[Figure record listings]

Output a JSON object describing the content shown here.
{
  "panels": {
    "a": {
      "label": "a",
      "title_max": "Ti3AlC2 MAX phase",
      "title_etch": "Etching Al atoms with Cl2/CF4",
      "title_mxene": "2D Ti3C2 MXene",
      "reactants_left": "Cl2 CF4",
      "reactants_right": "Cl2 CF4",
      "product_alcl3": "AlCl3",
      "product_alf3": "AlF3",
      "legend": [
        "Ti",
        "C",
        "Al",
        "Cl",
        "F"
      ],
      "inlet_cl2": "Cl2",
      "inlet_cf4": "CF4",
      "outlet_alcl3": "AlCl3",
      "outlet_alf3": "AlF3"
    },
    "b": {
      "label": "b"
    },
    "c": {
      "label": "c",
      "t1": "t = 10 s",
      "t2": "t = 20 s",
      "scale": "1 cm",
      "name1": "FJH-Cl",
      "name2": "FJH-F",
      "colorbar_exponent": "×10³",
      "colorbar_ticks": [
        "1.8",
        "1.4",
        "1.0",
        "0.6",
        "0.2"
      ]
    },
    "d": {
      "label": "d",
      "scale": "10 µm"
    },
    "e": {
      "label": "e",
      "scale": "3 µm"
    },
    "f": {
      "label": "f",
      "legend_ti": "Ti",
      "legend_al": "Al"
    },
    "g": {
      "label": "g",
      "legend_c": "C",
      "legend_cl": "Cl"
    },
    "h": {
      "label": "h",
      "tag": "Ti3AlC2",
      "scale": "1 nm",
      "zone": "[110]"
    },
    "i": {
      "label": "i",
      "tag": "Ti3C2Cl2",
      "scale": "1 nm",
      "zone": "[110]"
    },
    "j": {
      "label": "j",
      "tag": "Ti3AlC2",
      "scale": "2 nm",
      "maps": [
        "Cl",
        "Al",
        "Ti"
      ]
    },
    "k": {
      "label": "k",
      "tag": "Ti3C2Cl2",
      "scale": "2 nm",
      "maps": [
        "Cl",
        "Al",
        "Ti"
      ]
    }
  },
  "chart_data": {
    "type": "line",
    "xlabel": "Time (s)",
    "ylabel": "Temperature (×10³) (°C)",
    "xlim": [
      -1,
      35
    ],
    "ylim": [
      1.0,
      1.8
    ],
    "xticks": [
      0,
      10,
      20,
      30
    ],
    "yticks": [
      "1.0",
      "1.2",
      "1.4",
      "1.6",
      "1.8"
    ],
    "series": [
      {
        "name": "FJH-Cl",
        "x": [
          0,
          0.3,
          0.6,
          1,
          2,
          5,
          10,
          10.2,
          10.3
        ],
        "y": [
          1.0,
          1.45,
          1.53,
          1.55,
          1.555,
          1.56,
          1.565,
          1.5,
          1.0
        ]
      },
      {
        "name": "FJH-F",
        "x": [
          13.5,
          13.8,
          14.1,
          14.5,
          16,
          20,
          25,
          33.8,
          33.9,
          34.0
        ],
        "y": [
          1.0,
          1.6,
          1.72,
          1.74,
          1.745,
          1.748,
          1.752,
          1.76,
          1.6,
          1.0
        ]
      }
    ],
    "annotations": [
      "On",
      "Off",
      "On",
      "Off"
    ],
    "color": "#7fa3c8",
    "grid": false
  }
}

**Requirement**
Your task is to retype all the records above with nothing left out.

**Written solution**
Output a JSON object describing the content shown here.
{
  "panels": {
    "a": {
      "label": "a",
      "title_max": "Ti3AlC2 MAX phase",
      "title_etch": "Etching Al atoms with Cl2/CF4",
      "title_mxene": "2D Ti3C2 MXene",
      "reactants_left": "Cl2 CF4",
      "reactants_right": "Cl2 CF4",
      "product_alcl3": "AlCl3",
      "product_alf3": "AlF3",
      "legend": [
        "Ti",
        "C",
        "Al",
        "Cl",
        "F"
      ],
      "inlet_cl2": "Cl2",
      "inlet_cf4": "CF4",
      "outlet_alcl3": "AlCl3",
      "outlet_alf3": "AlF3"
    },
    "b": {
      "label": "b"
    },
    "c": {
      "label": "c",
      "t1": "t = 10 s",
      "t2": "t = 20 s",
      "scale": "1 cm",
      "name1": "FJH-Cl",
      "name2": "FJH-F",
      "colorbar_exponent": "×10³",
      "colorbar_ticks": [
        "1.8",
        "1.4",
        "1.0",
        "0.6",
        "0.2"
      ]
    },
    "d": {
      "label": "d",
      "scale": "10 µm"
    },
    "e": {
      "label": "e",
      "scale": "3 µm"
    },
    "f": {
      "label": "f",
      "legend_ti": "Ti",
      "legend_al": "Al"
    },
    "g": {
      "label": "g",
      "legend_c": "C",
      "legend_cl": "Cl"
    },
    "h": {
      "label": "h",
      "tag": "Ti3AlC2",
      "scale": "1 nm",
      "zone": "[110]"
    },
    "i": {
      "label": "i",
      "tag": "Ti3C2Cl2",
      "scale": "1 nm",
      "zone": "[110]"
    },
    "j": {
      "label": "j",
      "tag": "Ti3AlC2",
      "scale": "2 nm",
      "maps": [
        "Cl",
        "Al",
        "Ti"
      ]
    },
    "k": {
      "label": "k",
      "tag": "Ti3C2Cl2",
      "scale": "2 nm",
      "maps": [
        "Cl",
        "Al",
        "Ti"
      ]
    }
  },
  "chart_data": {
    "type": "line",
    "xlabel": "Time (s)",
    "ylabel": "Temperature (×10³) (°C)",
    "xlim": [
      -1,
      35
    ],
    "ylim": [
      1.0,
      1.8
    ],
    "xticks": [
      0,
      10,
      20,
      30
    ],
    "yticks": [
      "1.0",
      "1.2",
      "1.4",
      "1.6",
      "1.8"
    ],
    "series": [
      {
        "name": "FJH-Cl",
        "x": [
          0,
          0.3,
          0.6,
          1,
          2,
          5,
          10,
          10.2,
          10.3
        ],
        "y": [
          1.0,
          1.45,
          1.53,
          1.55,
          1.555,
          1.56,
          1.565,
          1.5,
          1.0
        ]
      },
      {
        "name": "FJH-F",
        "x": [
          13.5,
          13.8,
          14.1,
          14.5,
          16,
          20,
          25,
          33.8,
          33.9,
          34.0
        ],
        "y": [
          1.0,
          1.6,
          1.72,
          1.74,
          1.745,
          1.748,
          1.752,
          1.76,
          1.6,
          1.0
        ]
      }
    ],
    "annotations": [
      "On",
      "Off",
      "On",
      "Off"
    ],
    "color": "#7fa3c8",
    "grid": false
  }
}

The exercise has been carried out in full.